Exercise – Write out each record again exactly as it stands.

Figure collection entries
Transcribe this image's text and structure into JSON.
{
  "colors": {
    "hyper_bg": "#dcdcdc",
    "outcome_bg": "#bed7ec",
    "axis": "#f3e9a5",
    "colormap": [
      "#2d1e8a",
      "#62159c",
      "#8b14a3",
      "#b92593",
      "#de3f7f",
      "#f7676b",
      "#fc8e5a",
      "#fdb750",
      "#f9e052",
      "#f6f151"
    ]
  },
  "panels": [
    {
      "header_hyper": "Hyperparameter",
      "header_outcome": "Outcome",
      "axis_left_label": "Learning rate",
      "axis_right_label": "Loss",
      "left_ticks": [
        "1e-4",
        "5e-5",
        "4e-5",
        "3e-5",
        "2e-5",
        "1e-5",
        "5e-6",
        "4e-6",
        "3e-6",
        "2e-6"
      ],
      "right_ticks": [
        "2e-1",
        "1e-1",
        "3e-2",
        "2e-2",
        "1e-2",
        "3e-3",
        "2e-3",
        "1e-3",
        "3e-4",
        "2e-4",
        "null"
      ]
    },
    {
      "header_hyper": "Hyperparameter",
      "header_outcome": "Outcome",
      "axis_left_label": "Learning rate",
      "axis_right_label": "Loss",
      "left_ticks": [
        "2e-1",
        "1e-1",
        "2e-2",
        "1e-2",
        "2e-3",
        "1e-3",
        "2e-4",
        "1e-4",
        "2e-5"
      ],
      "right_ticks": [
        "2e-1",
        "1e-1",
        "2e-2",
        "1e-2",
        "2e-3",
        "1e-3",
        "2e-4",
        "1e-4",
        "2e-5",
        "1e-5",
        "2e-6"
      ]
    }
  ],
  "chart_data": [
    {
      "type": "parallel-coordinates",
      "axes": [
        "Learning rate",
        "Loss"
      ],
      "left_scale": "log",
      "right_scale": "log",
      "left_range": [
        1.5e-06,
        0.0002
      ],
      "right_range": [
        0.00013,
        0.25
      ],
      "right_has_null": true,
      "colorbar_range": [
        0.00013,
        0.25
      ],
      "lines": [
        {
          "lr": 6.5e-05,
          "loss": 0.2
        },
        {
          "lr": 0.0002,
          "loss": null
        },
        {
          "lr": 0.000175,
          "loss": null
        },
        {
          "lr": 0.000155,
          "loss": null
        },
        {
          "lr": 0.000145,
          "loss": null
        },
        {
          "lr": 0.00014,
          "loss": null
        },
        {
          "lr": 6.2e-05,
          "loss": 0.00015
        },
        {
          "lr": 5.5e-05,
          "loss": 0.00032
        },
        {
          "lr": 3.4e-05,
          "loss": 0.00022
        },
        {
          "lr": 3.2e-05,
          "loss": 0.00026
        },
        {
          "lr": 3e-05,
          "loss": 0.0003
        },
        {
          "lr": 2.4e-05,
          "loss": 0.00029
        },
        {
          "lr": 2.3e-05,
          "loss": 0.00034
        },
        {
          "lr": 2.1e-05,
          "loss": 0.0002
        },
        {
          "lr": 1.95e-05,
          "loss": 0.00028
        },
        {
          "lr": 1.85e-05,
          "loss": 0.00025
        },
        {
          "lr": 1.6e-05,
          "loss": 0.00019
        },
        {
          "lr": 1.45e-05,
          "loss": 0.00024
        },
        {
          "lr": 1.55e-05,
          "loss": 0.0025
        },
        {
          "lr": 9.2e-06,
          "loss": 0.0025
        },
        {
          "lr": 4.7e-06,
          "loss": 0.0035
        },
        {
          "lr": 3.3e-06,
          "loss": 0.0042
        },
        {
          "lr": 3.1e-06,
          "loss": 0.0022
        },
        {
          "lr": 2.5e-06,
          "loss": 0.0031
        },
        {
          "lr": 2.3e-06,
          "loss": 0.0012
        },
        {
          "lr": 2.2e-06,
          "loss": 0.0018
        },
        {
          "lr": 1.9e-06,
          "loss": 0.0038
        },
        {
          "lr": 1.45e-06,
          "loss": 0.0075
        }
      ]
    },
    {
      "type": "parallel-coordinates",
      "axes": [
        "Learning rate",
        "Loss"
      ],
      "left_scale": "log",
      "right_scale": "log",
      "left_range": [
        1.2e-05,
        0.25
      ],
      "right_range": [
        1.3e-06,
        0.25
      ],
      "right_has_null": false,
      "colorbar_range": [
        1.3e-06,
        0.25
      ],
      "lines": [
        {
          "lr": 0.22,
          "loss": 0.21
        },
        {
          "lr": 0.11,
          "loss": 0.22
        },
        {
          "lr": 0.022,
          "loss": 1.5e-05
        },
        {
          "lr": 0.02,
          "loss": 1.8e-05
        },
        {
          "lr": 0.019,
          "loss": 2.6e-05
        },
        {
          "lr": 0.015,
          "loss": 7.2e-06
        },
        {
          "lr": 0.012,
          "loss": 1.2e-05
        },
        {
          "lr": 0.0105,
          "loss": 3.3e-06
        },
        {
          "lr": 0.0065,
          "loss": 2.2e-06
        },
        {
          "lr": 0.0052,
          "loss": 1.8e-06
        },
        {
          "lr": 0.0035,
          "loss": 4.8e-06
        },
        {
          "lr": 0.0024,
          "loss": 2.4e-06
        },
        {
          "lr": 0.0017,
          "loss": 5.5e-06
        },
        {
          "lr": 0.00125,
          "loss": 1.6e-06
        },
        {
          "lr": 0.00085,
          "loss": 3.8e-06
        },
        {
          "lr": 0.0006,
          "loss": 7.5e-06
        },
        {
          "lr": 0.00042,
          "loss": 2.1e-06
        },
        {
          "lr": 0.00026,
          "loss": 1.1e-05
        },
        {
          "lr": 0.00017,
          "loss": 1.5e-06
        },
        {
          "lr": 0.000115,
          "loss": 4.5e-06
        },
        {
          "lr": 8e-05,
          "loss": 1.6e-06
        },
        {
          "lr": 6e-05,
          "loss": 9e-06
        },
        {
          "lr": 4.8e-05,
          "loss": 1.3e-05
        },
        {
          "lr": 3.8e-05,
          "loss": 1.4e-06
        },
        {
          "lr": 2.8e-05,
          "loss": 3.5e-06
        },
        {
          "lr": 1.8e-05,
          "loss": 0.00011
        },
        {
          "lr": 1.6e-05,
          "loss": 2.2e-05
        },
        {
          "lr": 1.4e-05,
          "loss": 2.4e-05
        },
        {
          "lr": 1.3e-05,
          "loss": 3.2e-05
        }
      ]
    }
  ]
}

Written response –
Transcribe this image's text and structure into JSON.
{
  "colors": {
    "hyper_bg": "#dcdcdc",
    "outcome_bg": "#bed7ec",
    "axis": "#f3e9a5",
    "colormap": [
      "#2d1e8a",
      "#62159c",
      "#8b14a3",
      "#b92593",
      "#de3f7f",
      "#f7676b",
      "#fc8e5a",
      "#fdb750",
      "#f9e052",
      "#f6f151"
    ]
  },
  "panels": [
    {
      "header_hyper": "Hyperparameter",
      "header_outcome": "Outcome",
      "axis_left_label": "Learning rate",
      "axis_right_label": "Loss",
      "left_ticks": [
        "1e-4",
        "5e-5",
        "4e-5",
        "3e-5",
        "2e-5",
        "1e-5",
        "5e-6",
        "4e-6",
        "3e-6",
        "2e-6"
      ],
      "right_ticks": [
        "2e-1",
        "1e-1",
        "3e-2",
        "2e-2",
        "1e-2",
        "3e-3",
        "2e-3",
        "1e-3",
        "3e-4",
        "2e-4",
        "null"
      ]
    },
    {
      "header_hyper": "Hyperparameter",
      "header_outcome": "Outcome",
      "axis_left_label": "Learning rate",
      "axis_right_label": "Loss",
      "left_ticks": [
        "2e-1",
        "1e-1",
        "2e-2",
        "1e-2",
        "2e-3",
        "1e-3",
        "2e-4",
        "1e-4",
        "2e-5"
      ],
      "right_ticks": [
        "2e-1",
        "1e-1",
        "2e-2",
        "1e-2",
        "2e-3",
        "1e-3",
        "2e-4",
        "1e-4",
        "2e-5",
        "1e-5",
        "2e-6"
      ]
    }
  ],
  "chart_data": [
    {
      "type": "parallel-coordinates",
      "axes": [
        "Learning rate",
        "Loss"
      ],
      "left_scale": "log",
      "right_scale": "log",
      "left_range": [
        1.5e-06,
        0.0002
      ],
      "right_range": [
        0.00013,
        0.25
      ],
      "right_has_null": true,
      "colorbar_range": [
        0.00013,
        0.25
      ],
      "lines": [
        {
          "lr": 6.5e-05,
          "loss": 0.2
        },
        {
          "lr": 0.0002,
          "loss": null
        },
        {
          "lr": 0.000175,
          "loss": null
        },
        {
          "lr": 0.000155,
          "loss": null
        },
        {
          "lr": 0.000145,
          "loss": null
        },
        {
          "lr": 0.00014,
          "loss": null
        },
        {
          "lr": 6.2e-05,
          "loss": 0.00015
        },
        {
          "lr": 5.5e-05,
          "loss": 0.00032
        },
        {
          "lr": 3.4e-05,
          "loss": 0.00022
        },
        {
          "lr": 3.2e-05,
          "loss": 0.00026
        },
        {
          "lr": 3e-05,
          "loss": 0.0003
        },
        {
          "lr": 2.4e-05,
          "loss": 0.00029
        },
        {
          "lr": 2.3e-05,
          "loss": 0.00034
        },
        {
          "lr": 2.1e-05,
          "loss": 0.0002
        },
        {
          "lr": 1.95e-05,
          "loss": 0.00028
        },
        {
          "lr": 1.85e-05,
          "loss": 0.00025
        },
        {
          "lr": 1.6e-05,
          "loss": 0.00019
        },
        {
          "lr": 1.45e-05,
          "loss": 0.00024
        },
        {
          "lr": 1.55e-05,
          "loss": 0.0025
        },
        {
          "lr": 9.2e-06,
          "loss": 0.0025
        },
        {
          "lr": 4.7e-06,
          "loss": 0.0035
        },
        {
          "lr": 3.3e-06,
          "loss": 0.0042
        },
        {
          "lr": 3.1e-06,
          "loss": 0.0022
        },
        {
          "lr": 2.5e-06,
          "loss": 0.0031
        },
        {
          "lr": 2.3e-06,
          "loss": 0.0012
        },
        {
          "lr": 2.2e-06,
          "loss": 0.0018
        },
        {
          "lr": 1.9e-06,
          "loss": 0.0038
        },
        {
          "lr": 1.45e-06,
          "loss": 0.0075
        }
      ]
    },
    {
      "type": "parallel-coordinates",
      "axes": [
        "Learning rate",
        "Loss"
      ],
      "left_scale": "log",
      "right_scale": "log",
      "left_range": [
        1.2e-05,
        0.25
      ],
      "right_range": [
        1.3e-06,
        0.25
      ],
      "right_has_null": false,
      "colorbar_range": [
        1.3e-06,
        0.25
      ],
      "lines": [
        {
          "lr": 0.22,
          "loss": 0.21
        },
        {
          "lr": 0.11,
          "loss": 0.22
        },
        {
          "lr": 0.022,
          "loss": 1.5e-05
        },
        {
          "lr": 0.02,
          "loss": 1.8e-05
        },
        {
          "lr": 0.019,
          "loss": 2.6e-05
        },
        {
          "lr": 0.015,
          "loss": 7.2e-06
        },
        {
          "lr": 0.012,
          "loss": 1.2e-05
        },
        {
          "lr": 0.0105,
          "loss": 3.3e-06
        },
        {
          "lr": 0.0065,
          "loss": 2.2e-06
        },
        {
          "lr": 0.0052,
          "loss": 1.8e-06
        },
        {
          "lr": 0.0035,
          "loss": 4.8e-06
        },
        {
          "lr": 0.0024,
          "loss": 2.4e-06
        },
        {
          "lr": 0.0017,
          "loss": 5.5e-06
        },
        {
          "lr": 0.00125,
          "loss": 1.6e-06
        },
        {
          "lr": 0.00085,
          "loss": 3.8e-06
        },
        {
          "lr": 0.0006,
          "loss": 7.5e-06
        },
        {
          "lr": 0.00042,
          "loss": 2.1e-06
        },
        {
          "lr": 0.00026,
          "loss": 1.1e-05
        },
        {
          "lr": 0.00017,
          "loss": 1.5e-06
        },
        {
          "lr": 0.000115,
          "loss": 4.5e-06
        },
        {
          "lr": 8e-05,
          "loss": 1.6e-06
        },
        {
          "lr": 6e-05,
          "loss": 9e-06
        },
        {
          "lr": 4.8e-05,
          "loss": 1.3e-05
        },
        {
          "lr": 3.8e-05,
          "loss": 1.4e-06
        },
        {
          "lr": 2.8e-05,
          "loss": 3.5e-06
        },
        {
          "lr": 1.8e-05,
          "loss": 0.00011
        },
        {
          "lr": 1.6e-05,
          "loss": 2.2e-05
        },
        {
          "lr": 1.4e-05,
          "loss": 2.4e-05
        },
        {
          "lr": 1.3e-05,
          "loss": 3.2e-05
        }
      ]
    }
  ]
}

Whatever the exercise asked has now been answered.